-- begin --

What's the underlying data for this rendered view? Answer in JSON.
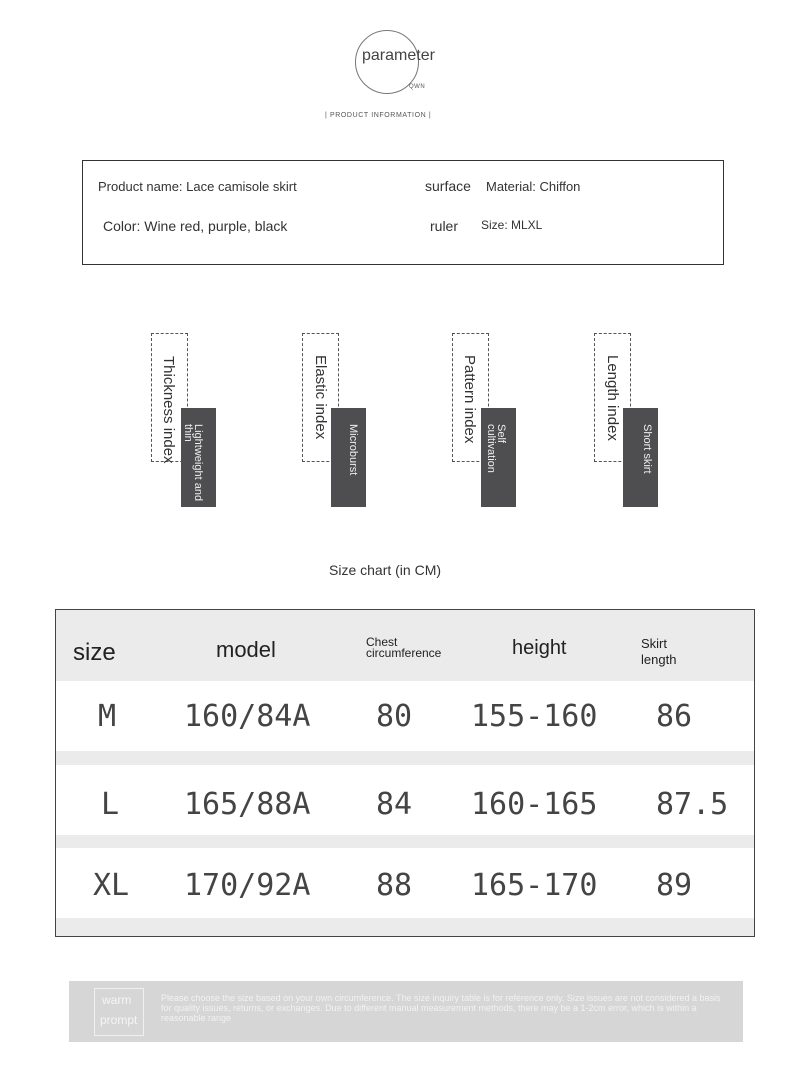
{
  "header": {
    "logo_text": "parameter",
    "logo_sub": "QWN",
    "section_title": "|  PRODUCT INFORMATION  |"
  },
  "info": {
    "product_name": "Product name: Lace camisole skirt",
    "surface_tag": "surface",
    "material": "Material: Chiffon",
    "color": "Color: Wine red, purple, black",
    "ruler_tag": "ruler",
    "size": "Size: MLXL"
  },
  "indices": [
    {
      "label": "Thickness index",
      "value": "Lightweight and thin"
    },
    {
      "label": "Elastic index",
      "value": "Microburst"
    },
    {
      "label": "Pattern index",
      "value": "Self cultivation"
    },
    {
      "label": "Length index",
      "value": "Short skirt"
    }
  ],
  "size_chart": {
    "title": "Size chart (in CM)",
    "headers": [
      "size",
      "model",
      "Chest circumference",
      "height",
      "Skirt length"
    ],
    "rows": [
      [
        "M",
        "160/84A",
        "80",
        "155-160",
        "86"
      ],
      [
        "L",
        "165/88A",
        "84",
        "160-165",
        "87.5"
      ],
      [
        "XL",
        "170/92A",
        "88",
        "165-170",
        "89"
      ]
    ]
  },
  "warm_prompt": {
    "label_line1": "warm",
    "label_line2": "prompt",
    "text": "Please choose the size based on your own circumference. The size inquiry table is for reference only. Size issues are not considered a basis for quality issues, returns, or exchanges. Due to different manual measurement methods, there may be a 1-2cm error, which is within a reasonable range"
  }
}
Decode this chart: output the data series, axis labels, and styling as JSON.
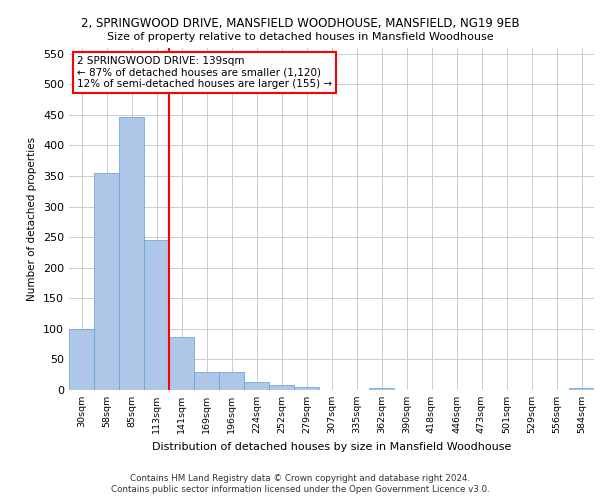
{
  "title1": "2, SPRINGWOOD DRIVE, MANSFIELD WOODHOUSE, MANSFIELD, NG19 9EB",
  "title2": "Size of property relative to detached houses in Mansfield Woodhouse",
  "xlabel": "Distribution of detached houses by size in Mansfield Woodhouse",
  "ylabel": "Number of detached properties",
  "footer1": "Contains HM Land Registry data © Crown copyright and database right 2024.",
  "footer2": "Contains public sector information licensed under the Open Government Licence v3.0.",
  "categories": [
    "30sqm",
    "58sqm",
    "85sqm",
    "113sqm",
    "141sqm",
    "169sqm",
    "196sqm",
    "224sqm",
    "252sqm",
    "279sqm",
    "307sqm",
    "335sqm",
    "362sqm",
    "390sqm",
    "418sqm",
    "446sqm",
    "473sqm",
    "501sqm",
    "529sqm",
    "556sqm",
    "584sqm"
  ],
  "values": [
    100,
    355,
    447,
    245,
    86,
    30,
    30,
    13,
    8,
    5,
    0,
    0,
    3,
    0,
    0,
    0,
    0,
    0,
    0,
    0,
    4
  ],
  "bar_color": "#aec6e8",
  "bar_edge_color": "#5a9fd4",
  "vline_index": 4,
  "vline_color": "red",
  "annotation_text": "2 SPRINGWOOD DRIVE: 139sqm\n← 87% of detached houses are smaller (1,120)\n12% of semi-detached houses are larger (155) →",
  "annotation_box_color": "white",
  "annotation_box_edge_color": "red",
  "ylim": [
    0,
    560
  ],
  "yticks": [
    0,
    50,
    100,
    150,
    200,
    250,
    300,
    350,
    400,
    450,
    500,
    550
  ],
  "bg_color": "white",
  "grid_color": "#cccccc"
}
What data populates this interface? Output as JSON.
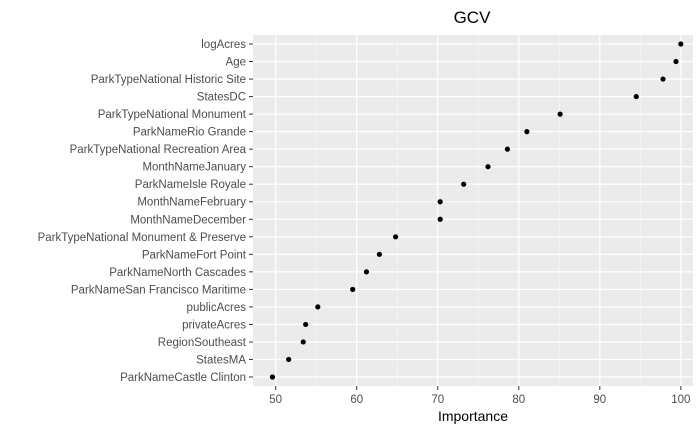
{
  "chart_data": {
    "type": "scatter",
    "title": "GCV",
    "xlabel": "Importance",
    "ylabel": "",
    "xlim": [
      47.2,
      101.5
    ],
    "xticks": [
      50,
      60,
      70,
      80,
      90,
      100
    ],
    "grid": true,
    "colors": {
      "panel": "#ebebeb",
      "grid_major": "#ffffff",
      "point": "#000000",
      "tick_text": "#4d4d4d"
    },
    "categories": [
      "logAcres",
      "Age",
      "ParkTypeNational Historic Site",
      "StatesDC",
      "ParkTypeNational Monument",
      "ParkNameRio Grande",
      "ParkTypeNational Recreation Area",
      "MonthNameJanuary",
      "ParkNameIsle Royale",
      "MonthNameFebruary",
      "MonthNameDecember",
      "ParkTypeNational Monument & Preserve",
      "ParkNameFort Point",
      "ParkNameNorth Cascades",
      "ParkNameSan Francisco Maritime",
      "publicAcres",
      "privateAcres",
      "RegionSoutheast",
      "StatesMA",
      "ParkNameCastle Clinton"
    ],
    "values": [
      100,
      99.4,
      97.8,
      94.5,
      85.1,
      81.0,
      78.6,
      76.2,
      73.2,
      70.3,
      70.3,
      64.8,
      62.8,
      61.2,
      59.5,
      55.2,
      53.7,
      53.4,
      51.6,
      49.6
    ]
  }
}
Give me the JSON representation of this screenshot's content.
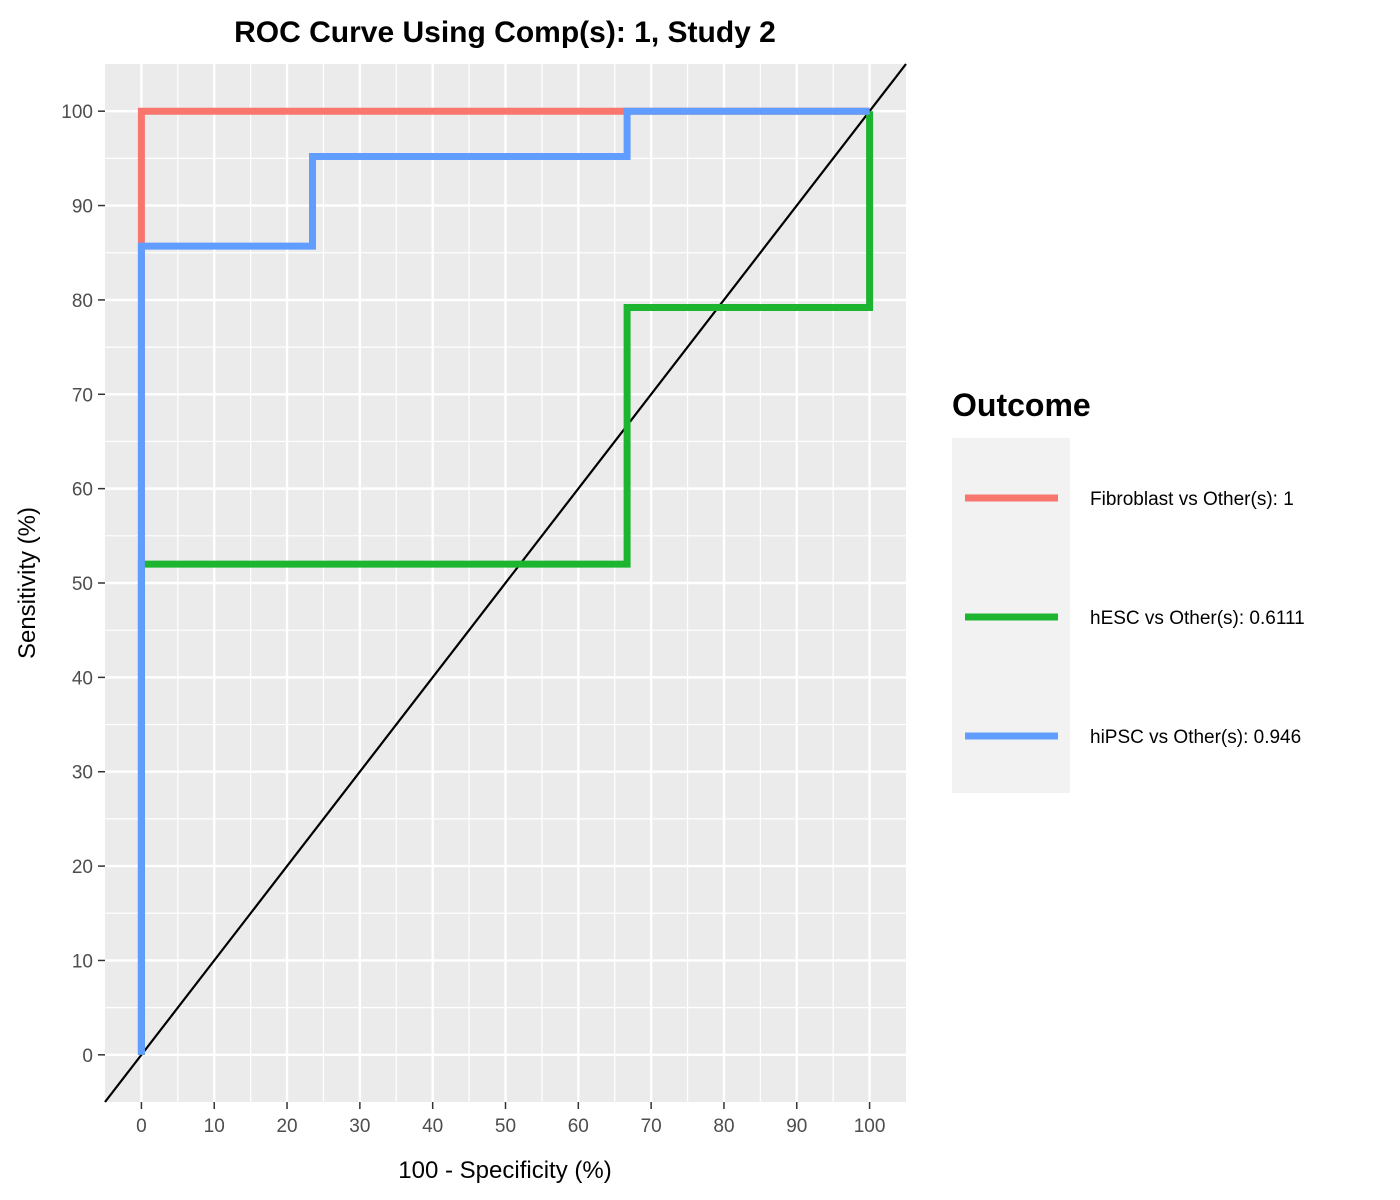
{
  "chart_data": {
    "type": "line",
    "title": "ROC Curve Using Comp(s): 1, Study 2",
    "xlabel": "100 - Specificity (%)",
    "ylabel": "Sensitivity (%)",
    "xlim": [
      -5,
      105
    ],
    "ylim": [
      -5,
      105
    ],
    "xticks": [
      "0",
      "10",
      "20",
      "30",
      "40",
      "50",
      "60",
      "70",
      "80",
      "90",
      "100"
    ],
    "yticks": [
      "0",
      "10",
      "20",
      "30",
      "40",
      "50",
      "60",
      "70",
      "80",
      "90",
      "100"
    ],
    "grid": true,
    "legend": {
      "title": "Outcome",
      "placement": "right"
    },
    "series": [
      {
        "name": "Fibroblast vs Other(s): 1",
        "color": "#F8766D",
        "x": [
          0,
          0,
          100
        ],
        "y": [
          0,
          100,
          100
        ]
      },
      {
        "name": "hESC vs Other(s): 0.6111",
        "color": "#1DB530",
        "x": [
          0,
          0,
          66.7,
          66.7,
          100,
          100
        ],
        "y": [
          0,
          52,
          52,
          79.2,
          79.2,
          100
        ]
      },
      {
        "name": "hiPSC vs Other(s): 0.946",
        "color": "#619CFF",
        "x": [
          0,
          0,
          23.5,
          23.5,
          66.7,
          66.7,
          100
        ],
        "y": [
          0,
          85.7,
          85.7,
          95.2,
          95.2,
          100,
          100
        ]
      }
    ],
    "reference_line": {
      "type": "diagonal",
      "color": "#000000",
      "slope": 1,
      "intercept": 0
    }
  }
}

-- end --

**EXERCISE OBJECTIVE:**
Copy out all of the material exactly as written, without its pictures.

**TASK RESPONSE:**
What's the underlying data for this rendered view? Answer in JSON.
{
  "header": {
    "logo_text": "parameter",
    "logo_sub": "QWN",
    "section_title": "|  PRODUCT INFORMATION  |"
  },
  "info": {
    "product_name": "Product name: Lace camisole skirt",
    "surface_tag": "surface",
    "material": "Material: Chiffon",
    "color": "Color: Wine red, purple, black",
    "ruler_tag": "ruler",
    "size": "Size: MLXL"
  },
  "indices": [
    {
      "label": "Thickness index",
      "value": "Lightweight and thin"
    },
    {
      "label": "Elastic index",
      "value": "Microburst"
    },
    {
      "label": "Pattern index",
      "value": "Self cultivation"
    },
    {
      "label": "Length index",
      "value": "Short skirt"
    }
  ],
  "size_chart": {
    "title": "Size chart (in CM)",
    "headers": [
      "size",
      "model",
      "Chest circumference",
      "height",
      "Skirt length"
    ],
    "rows": [
      [
        "M",
        "160/84A",
        "80",
        "155-160",
        "86"
      ],
      [
        "L",
        "165/88A",
        "84",
        "160-165",
        "87.5"
      ],
      [
        "XL",
        "170/92A",
        "88",
        "165-170",
        "89"
      ]
    ]
  },
  "warm_prompt": {
    "label_line1": "warm",
    "label_line2": "prompt",
    "text": "Please choose the size based on your own circumference. The size inquiry table is for reference only. Size issues are not considered a basis for quality issues, returns, or exchanges. Due to different manual measurement methods, there may be a 1-2cm error, which is within a reasonable range"
  }
}
Decode this chart: output the data series, axis labels, and styling as JSON.
{
  "title1": "2, SPRINGWOOD DRIVE, MANSFIELD WOODHOUSE, MANSFIELD, NG19 9EB",
  "title2": "Size of property relative to detached houses in Mansfield Woodhouse",
  "xlabel": "Distribution of detached houses by size in Mansfield Woodhouse",
  "ylabel": "Number of detached properties",
  "footer1": "Contains HM Land Registry data © Crown copyright and database right 2024.",
  "footer2": "Contains public sector information licensed under the Open Government Licence v3.0.",
  "categories": [
    "30sqm",
    "58sqm",
    "85sqm",
    "113sqm",
    "141sqm",
    "169sqm",
    "196sqm",
    "224sqm",
    "252sqm",
    "279sqm",
    "307sqm",
    "335sqm",
    "362sqm",
    "390sqm",
    "418sqm",
    "446sqm",
    "473sqm",
    "501sqm",
    "529sqm",
    "556sqm",
    "584sqm"
  ],
  "values": [
    100,
    355,
    447,
    245,
    86,
    30,
    30,
    13,
    8,
    5,
    0,
    0,
    3,
    0,
    0,
    0,
    0,
    0,
    0,
    0,
    4
  ],
  "bar_color": "#aec6e8",
  "bar_edge_color": "#5a9fd4",
  "vline_index": 4,
  "vline_color": "red",
  "annotation_text": "2 SPRINGWOOD DRIVE: 139sqm\n← 87% of detached houses are smaller (1,120)\n12% of semi-detached houses are larger (155) →",
  "annotation_box_color": "white",
  "annotation_box_edge_color": "red",
  "ylim": [
    0,
    560
  ],
  "yticks": [
    0,
    50,
    100,
    150,
    200,
    250,
    300,
    350,
    400,
    450,
    500,
    550
  ],
  "bg_color": "white",
  "grid_color": "#cccccc"
}
What data populates this interface? Output as JSON.
{
  "chart_data": {
    "type": "scatter",
    "title": "GCV",
    "xlabel": "Importance",
    "ylabel": "",
    "xlim": [
      47.2,
      101.5
    ],
    "xticks": [
      50,
      60,
      70,
      80,
      90,
      100
    ],
    "grid": true,
    "colors": {
      "panel": "#ebebeb",
      "grid_major": "#ffffff",
      "point": "#000000",
      "tick_text": "#4d4d4d"
    },
    "categories": [
      "logAcres",
      "Age",
      "ParkTypeNational Historic Site",
      "StatesDC",
      "ParkTypeNational Monument",
      "ParkNameRio Grande",
      "ParkTypeNational Recreation Area",
      "MonthNameJanuary",
      "ParkNameIsle Royale",
      "MonthNameFebruary",
      "MonthNameDecember",
      "ParkTypeNational Monument & Preserve",
      "ParkNameFort Point",
      "ParkNameNorth Cascades",
      "ParkNameSan Francisco Maritime",
      "publicAcres",
      "privateAcres",
      "RegionSoutheast",
      "StatesMA",
      "ParkNameCastle Clinton"
    ],
    "values": [
      100,
      99.4,
      97.8,
      94.5,
      85.1,
      81.0,
      78.6,
      76.2,
      73.2,
      70.3,
      70.3,
      64.8,
      62.8,
      61.2,
      59.5,
      55.2,
      53.7,
      53.4,
      51.6,
      49.6
    ]
  }
}
Give me the JSON representation of this screenshot's content.
{
  "chart_data": {
    "type": "line",
    "title": "ROC Curve Using Comp(s): 1, Study 2",
    "xlabel": "100 - Specificity (%)",
    "ylabel": "Sensitivity (%)",
    "xlim": [
      -5,
      105
    ],
    "ylim": [
      -5,
      105
    ],
    "xticks": [
      "0",
      "10",
      "20",
      "30",
      "40",
      "50",
      "60",
      "70",
      "80",
      "90",
      "100"
    ],
    "yticks": [
      "0",
      "10",
      "20",
      "30",
      "40",
      "50",
      "60",
      "70",
      "80",
      "90",
      "100"
    ],
    "grid": true,
    "legend": {
      "title": "Outcome",
      "placement": "right"
    },
    "series": [
      {
        "name": "Fibroblast vs Other(s): 1",
        "color": "#F8766D",
        "x": [
          0,
          0,
          100
        ],
        "y": [
          0,
          100,
          100
        ]
      },
      {
        "name": "hESC vs Other(s): 0.6111",
        "color": "#1DB530",
        "x": [
          0,
          0,
          66.7,
          66.7,
          100,
          100
        ],
        "y": [
          0,
          52,
          52,
          79.2,
          79.2,
          100
        ]
      },
      {
        "name": "hiPSC vs Other(s): 0.946",
        "color": "#619CFF",
        "x": [
          0,
          0,
          23.5,
          23.5,
          66.7,
          66.7,
          100
        ],
        "y": [
          0,
          85.7,
          85.7,
          95.2,
          95.2,
          100,
          100
        ]
      }
    ],
    "reference_line": {
      "type": "diagonal",
      "color": "#000000",
      "slope": 1,
      "intercept": 0
    }
  }
}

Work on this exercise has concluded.